- _Short task_: In the entries below, count every line containing "title". Return the number and nothing else.

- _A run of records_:
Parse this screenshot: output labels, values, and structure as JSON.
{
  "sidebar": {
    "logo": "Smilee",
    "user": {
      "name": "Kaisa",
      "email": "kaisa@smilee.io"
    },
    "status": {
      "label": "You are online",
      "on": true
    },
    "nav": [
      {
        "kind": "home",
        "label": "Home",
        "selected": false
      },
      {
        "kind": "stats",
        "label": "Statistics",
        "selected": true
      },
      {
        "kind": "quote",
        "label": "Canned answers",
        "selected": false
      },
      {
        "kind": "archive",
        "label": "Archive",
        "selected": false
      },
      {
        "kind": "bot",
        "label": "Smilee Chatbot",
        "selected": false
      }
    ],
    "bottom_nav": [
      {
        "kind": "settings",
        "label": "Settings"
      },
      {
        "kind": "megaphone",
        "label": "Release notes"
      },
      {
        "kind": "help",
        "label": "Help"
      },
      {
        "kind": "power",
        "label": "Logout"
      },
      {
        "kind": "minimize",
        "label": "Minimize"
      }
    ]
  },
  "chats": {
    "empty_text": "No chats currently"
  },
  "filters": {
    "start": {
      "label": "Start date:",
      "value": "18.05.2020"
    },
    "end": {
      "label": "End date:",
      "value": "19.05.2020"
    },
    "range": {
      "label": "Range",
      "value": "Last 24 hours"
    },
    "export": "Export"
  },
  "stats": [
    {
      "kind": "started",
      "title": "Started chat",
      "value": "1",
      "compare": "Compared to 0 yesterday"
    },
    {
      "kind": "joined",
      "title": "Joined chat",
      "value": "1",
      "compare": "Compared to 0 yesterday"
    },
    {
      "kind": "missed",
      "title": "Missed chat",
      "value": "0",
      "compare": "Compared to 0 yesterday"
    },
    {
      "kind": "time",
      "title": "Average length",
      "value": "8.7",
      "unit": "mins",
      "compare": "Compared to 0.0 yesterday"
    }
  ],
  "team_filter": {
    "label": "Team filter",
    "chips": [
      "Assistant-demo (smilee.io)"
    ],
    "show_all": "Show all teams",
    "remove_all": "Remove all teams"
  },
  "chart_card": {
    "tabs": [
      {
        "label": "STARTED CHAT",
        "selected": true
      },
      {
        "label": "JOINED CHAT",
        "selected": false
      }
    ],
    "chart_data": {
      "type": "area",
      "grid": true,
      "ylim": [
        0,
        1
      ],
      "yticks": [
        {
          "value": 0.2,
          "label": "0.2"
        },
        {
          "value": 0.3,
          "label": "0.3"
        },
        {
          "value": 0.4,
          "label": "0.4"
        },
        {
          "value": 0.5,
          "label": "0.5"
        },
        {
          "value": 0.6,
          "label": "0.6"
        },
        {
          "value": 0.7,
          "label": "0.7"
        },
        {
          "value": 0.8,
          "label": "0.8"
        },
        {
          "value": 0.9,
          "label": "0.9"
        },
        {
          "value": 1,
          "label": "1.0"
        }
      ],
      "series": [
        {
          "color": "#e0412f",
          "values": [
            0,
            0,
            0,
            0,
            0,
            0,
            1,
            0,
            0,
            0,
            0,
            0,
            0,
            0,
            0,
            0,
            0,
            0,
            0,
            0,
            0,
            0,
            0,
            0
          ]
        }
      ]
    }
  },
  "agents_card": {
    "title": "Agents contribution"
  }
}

- _Solution to this task_: 5